**Stored items from a collection:**
===============

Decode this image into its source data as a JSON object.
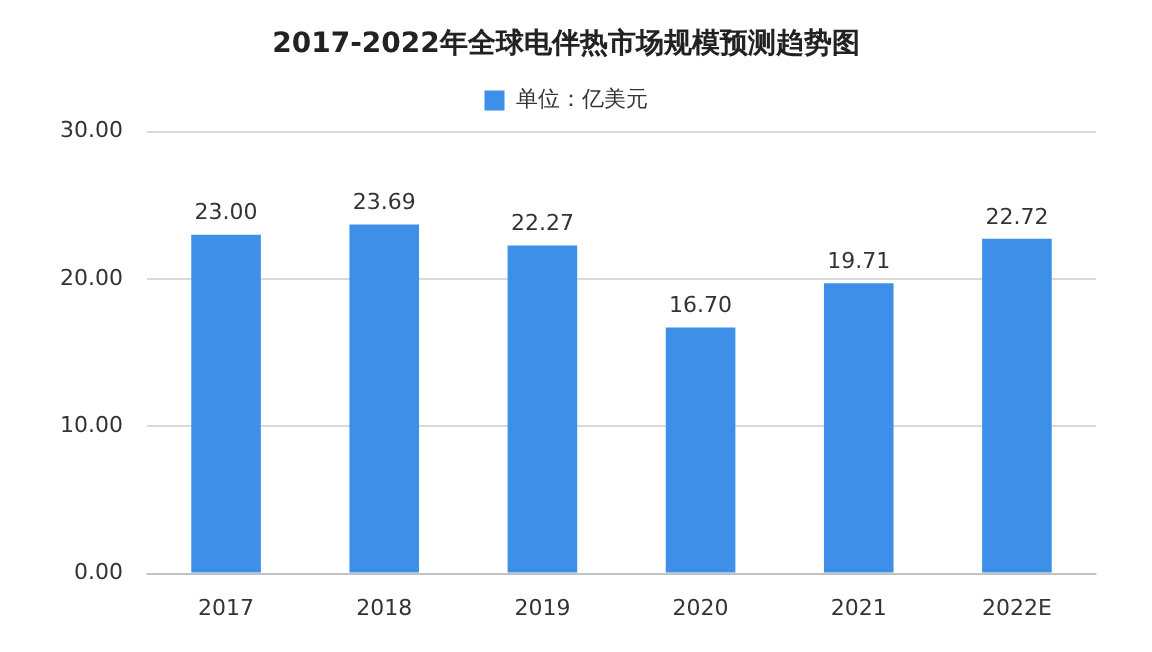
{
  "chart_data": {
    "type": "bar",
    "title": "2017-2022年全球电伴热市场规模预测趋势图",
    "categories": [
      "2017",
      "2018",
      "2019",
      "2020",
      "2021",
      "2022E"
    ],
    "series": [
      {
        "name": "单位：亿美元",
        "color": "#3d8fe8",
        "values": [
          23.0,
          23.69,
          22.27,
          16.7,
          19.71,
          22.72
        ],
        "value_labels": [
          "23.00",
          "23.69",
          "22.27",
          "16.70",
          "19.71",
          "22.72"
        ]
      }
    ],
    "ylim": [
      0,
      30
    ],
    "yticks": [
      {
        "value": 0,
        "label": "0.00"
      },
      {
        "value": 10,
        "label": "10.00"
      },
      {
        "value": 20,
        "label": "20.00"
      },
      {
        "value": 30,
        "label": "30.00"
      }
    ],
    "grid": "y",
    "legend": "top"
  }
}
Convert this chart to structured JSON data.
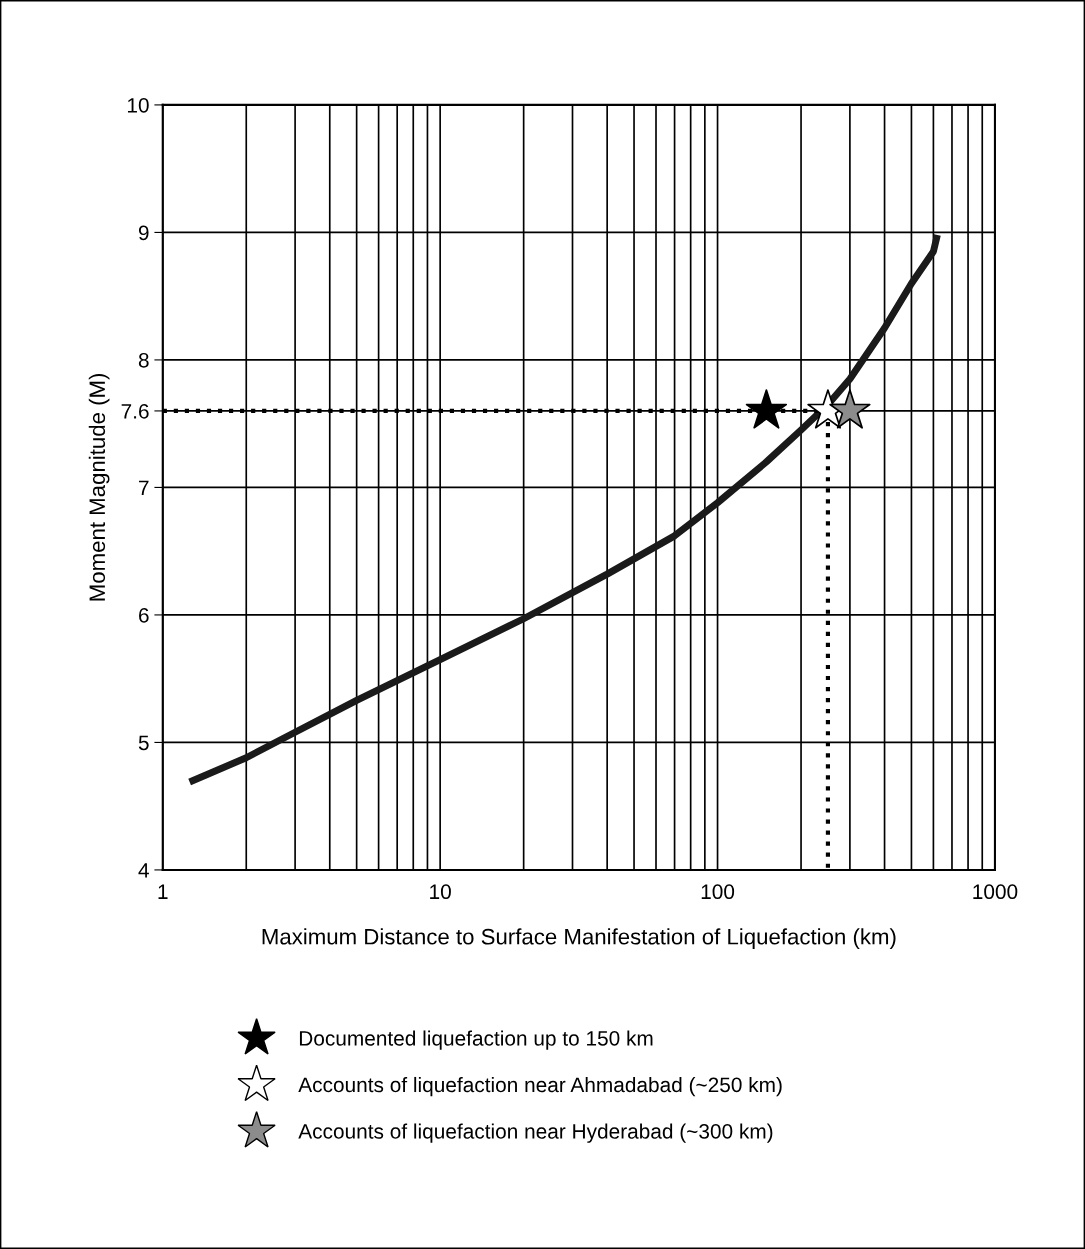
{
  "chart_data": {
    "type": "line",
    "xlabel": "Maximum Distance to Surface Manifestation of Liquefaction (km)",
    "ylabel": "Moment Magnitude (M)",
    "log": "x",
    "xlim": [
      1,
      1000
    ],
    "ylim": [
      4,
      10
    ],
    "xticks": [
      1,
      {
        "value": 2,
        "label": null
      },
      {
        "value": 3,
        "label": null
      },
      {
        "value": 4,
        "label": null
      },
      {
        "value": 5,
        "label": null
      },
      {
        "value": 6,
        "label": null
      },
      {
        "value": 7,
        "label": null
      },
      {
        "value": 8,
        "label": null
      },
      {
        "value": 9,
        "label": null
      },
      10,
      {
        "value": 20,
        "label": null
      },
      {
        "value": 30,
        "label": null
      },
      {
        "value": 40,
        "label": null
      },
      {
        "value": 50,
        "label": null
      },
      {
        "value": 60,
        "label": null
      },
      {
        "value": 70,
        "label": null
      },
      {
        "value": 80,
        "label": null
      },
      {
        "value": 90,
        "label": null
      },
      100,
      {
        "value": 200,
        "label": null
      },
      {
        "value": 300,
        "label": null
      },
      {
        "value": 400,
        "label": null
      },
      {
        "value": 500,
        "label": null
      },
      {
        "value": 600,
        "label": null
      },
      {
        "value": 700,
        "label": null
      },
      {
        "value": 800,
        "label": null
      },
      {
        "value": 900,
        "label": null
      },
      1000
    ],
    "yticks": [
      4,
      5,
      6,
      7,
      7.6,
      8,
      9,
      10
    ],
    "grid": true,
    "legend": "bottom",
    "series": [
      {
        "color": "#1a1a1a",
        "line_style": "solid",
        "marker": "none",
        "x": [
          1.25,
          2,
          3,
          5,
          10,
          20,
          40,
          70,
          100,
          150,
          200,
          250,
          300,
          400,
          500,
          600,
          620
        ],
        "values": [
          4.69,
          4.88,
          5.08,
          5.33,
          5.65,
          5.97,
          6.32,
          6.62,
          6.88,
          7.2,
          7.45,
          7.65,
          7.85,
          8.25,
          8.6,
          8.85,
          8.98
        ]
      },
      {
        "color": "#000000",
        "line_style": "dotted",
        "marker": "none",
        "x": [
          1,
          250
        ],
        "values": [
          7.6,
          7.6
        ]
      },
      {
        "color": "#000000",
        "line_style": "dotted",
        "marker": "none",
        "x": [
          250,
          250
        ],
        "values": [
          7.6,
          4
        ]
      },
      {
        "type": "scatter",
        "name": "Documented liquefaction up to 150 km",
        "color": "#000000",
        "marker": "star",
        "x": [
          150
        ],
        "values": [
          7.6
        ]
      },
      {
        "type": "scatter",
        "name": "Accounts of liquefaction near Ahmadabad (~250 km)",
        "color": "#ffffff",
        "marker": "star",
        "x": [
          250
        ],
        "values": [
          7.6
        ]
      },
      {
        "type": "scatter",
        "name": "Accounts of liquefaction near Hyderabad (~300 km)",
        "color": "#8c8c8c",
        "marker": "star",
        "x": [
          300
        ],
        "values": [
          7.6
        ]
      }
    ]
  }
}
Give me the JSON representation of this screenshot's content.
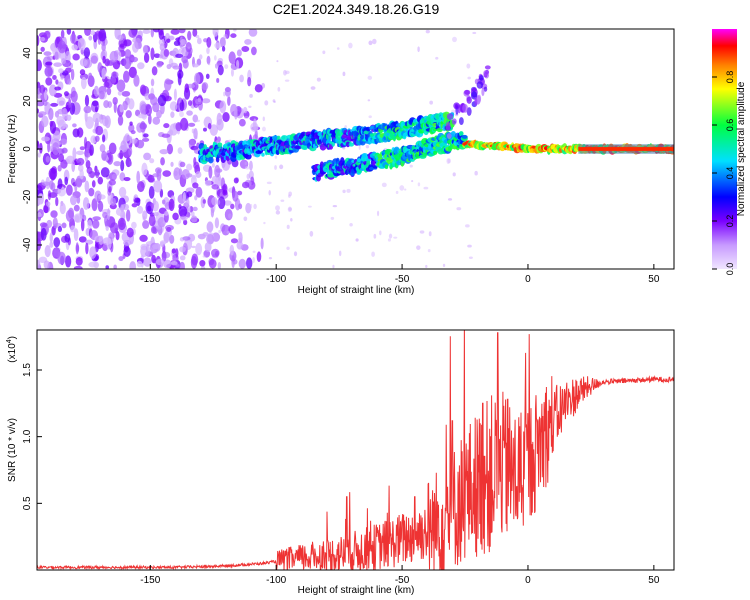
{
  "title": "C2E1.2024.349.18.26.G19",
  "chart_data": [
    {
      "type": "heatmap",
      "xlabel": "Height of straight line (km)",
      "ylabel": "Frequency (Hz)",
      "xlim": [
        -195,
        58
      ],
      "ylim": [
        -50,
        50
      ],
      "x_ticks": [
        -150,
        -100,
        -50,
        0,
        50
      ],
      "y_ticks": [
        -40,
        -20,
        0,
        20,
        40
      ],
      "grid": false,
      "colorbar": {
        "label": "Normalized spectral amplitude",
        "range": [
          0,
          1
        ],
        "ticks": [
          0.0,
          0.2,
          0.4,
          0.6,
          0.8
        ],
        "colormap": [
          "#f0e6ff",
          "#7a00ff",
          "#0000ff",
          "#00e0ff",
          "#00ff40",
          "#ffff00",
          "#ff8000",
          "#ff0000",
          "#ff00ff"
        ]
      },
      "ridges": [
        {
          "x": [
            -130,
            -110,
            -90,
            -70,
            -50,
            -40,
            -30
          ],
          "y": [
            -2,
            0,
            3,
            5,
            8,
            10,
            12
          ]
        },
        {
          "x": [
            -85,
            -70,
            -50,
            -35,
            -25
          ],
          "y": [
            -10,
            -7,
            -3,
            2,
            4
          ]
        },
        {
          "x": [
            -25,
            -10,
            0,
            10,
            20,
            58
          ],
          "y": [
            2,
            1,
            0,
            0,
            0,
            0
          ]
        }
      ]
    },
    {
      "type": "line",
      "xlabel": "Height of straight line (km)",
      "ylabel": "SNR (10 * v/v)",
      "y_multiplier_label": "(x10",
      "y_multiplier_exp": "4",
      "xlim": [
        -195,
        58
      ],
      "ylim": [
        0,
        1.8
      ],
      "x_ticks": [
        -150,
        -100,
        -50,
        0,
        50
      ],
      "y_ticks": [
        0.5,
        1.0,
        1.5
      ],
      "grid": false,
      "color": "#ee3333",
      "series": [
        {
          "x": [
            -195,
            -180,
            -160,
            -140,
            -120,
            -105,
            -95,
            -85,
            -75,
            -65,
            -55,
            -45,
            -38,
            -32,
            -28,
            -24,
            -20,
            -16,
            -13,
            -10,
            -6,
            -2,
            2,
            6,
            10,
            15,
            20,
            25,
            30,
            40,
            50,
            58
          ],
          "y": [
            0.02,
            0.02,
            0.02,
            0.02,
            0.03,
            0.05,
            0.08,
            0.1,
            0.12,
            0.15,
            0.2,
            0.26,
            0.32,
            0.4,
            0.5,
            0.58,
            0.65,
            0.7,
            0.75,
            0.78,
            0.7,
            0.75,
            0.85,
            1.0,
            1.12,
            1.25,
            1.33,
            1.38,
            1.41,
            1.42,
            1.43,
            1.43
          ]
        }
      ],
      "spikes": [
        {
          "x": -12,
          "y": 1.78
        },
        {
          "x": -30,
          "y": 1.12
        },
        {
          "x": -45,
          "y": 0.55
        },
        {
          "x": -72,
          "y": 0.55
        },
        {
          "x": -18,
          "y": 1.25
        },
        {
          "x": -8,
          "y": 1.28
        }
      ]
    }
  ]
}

===============

**Set problem:** Reproduce the material above in full and without alteration, but skip all pictures.

**Answer:**
Decode this image into its source data as a JSON object.
{
  "chart_data": {
    "type": "bar",
    "title": "2017-2022年全球电伴热市场规模预测趋势图",
    "categories": [
      "2017",
      "2018",
      "2019",
      "2020",
      "2021",
      "2022E"
    ],
    "series": [
      {
        "name": "单位：亿美元",
        "color": "#3d8fe8",
        "values": [
          23.0,
          23.69,
          22.27,
          16.7,
          19.71,
          22.72
        ],
        "value_labels": [
          "23.00",
          "23.69",
          "22.27",
          "16.70",
          "19.71",
          "22.72"
        ]
      }
    ],
    "ylim": [
      0,
      30
    ],
    "yticks": [
      {
        "value": 0,
        "label": "0.00"
      },
      {
        "value": 10,
        "label": "10.00"
      },
      {
        "value": 20,
        "label": "20.00"
      },
      {
        "value": 30,
        "label": "30.00"
      }
    ],
    "grid": "y",
    "legend": "top"
  }
}
Convert this chart to structured JSON data.
{
  "chart_data": {
    "type": "line",
    "xlabel": "Maximum Distance to Surface Manifestation of Liquefaction (km)",
    "ylabel": "Moment Magnitude (M)",
    "log": "x",
    "xlim": [
      1,
      1000
    ],
    "ylim": [
      4,
      10
    ],
    "xticks": [
      1,
      {
        "value": 2,
        "label": null
      },
      {
        "value": 3,
        "label": null
      },
      {
        "value": 4,
        "label": null
      },
      {
        "value": 5,
        "label": null
      },
      {
        "value": 6,
        "label": null
      },
      {
        "value": 7,
        "label": null
      },
      {
        "value": 8,
        "label": null
      },
      {
        "value": 9,
        "label": null
      },
      10,
      {
        "value": 20,
        "label": null
      },
      {
        "value": 30,
        "label": null
      },
      {
        "value": 40,
        "label": null
      },
      {
        "value": 50,
        "label": null
      },
      {
        "value": 60,
        "label": null
      },
      {
        "value": 70,
        "label": null
      },
      {
        "value": 80,
        "label": null
      },
      {
        "value": 90,
        "label": null
      },
      100,
      {
        "value": 200,
        "label": null
      },
      {
        "value": 300,
        "label": null
      },
      {
        "value": 400,
        "label": null
      },
      {
        "value": 500,
        "label": null
      },
      {
        "value": 600,
        "label": null
      },
      {
        "value": 700,
        "label": null
      },
      {
        "value": 800,
        "label": null
      },
      {
        "value": 900,
        "label": null
      },
      1000
    ],
    "yticks": [
      4,
      5,
      6,
      7,
      7.6,
      8,
      9,
      10
    ],
    "grid": true,
    "legend": "bottom",
    "series": [
      {
        "color": "#1a1a1a",
        "line_style": "solid",
        "marker": "none",
        "x": [
          1.25,
          2,
          3,
          5,
          10,
          20,
          40,
          70,
          100,
          150,
          200,
          250,
          300,
          400,
          500,
          600,
          620
        ],
        "values": [
          4.69,
          4.88,
          5.08,
          5.33,
          5.65,
          5.97,
          6.32,
          6.62,
          6.88,
          7.2,
          7.45,
          7.65,
          7.85,
          8.25,
          8.6,
          8.85,
          8.98
        ]
      },
      {
        "color": "#000000",
        "line_style": "dotted",
        "marker": "none",
        "x": [
          1,
          250
        ],
        "values": [
          7.6,
          7.6
        ]
      },
      {
        "color": "#000000",
        "line_style": "dotted",
        "marker": "none",
        "x": [
          250,
          250
        ],
        "values": [
          7.6,
          4
        ]
      },
      {
        "type": "scatter",
        "name": "Documented liquefaction up to 150 km",
        "color": "#000000",
        "marker": "star",
        "x": [
          150
        ],
        "values": [
          7.6
        ]
      },
      {
        "type": "scatter",
        "name": "Accounts of liquefaction near Ahmadabad (~250 km)",
        "color": "#ffffff",
        "marker": "star",
        "x": [
          250
        ],
        "values": [
          7.6
        ]
      },
      {
        "type": "scatter",
        "name": "Accounts of liquefaction near Hyderabad (~300 km)",
        "color": "#8c8c8c",
        "marker": "star",
        "x": [
          300
        ],
        "values": [
          7.6
        ]
      }
    ]
  }
}
Give me the JSON representation of this screenshot's content.
{
  "title": "C2E1.2024.349.18.26.G19",
  "chart_data": [
    {
      "type": "heatmap",
      "xlabel": "Height of straight line (km)",
      "ylabel": "Frequency (Hz)",
      "xlim": [
        -195,
        58
      ],
      "ylim": [
        -50,
        50
      ],
      "x_ticks": [
        -150,
        -100,
        -50,
        0,
        50
      ],
      "y_ticks": [
        -40,
        -20,
        0,
        20,
        40
      ],
      "grid": false,
      "colorbar": {
        "label": "Normalized spectral amplitude",
        "range": [
          0,
          1
        ],
        "ticks": [
          0.0,
          0.2,
          0.4,
          0.6,
          0.8
        ],
        "colormap": [
          "#f0e6ff",
          "#7a00ff",
          "#0000ff",
          "#00e0ff",
          "#00ff40",
          "#ffff00",
          "#ff8000",
          "#ff0000",
          "#ff00ff"
        ]
      },
      "ridges": [
        {
          "x": [
            -130,
            -110,
            -90,
            -70,
            -50,
            -40,
            -30
          ],
          "y": [
            -2,
            0,
            3,
            5,
            8,
            10,
            12
          ]
        },
        {
          "x": [
            -85,
            -70,
            -50,
            -35,
            -25
          ],
          "y": [
            -10,
            -7,
            -3,
            2,
            4
          ]
        },
        {
          "x": [
            -25,
            -10,
            0,
            10,
            20,
            58
          ],
          "y": [
            2,
            1,
            0,
            0,
            0,
            0
          ]
        }
      ]
    },
    {
      "type": "line",
      "xlabel": "Height of straight line (km)",
      "ylabel": "SNR (10 * v/v)",
      "y_multiplier_label": "(x10",
      "y_multiplier_exp": "4",
      "xlim": [
        -195,
        58
      ],
      "ylim": [
        0,
        1.8
      ],
      "x_ticks": [
        -150,
        -100,
        -50,
        0,
        50
      ],
      "y_ticks": [
        0.5,
        1.0,
        1.5
      ],
      "grid": false,
      "color": "#ee3333",
      "series": [
        {
          "x": [
            -195,
            -180,
            -160,
            -140,
            -120,
            -105,
            -95,
            -85,
            -75,
            -65,
            -55,
            -45,
            -38,
            -32,
            -28,
            -24,
            -20,
            -16,
            -13,
            -10,
            -6,
            -2,
            2,
            6,
            10,
            15,
            20,
            25,
            30,
            40,
            50,
            58
          ],
          "y": [
            0.02,
            0.02,
            0.02,
            0.02,
            0.03,
            0.05,
            0.08,
            0.1,
            0.12,
            0.15,
            0.2,
            0.26,
            0.32,
            0.4,
            0.5,
            0.58,
            0.65,
            0.7,
            0.75,
            0.78,
            0.7,
            0.75,
            0.85,
            1.0,
            1.12,
            1.25,
            1.33,
            1.38,
            1.41,
            1.42,
            1.43,
            1.43
          ]
        }
      ],
      "spikes": [
        {
          "x": -12,
          "y": 1.78
        },
        {
          "x": -30,
          "y": 1.12
        },
        {
          "x": -45,
          "y": 0.55
        },
        {
          "x": -72,
          "y": 0.55
        },
        {
          "x": -18,
          "y": 1.25
        },
        {
          "x": -8,
          "y": 1.28
        }
      ]
    }
  ]
}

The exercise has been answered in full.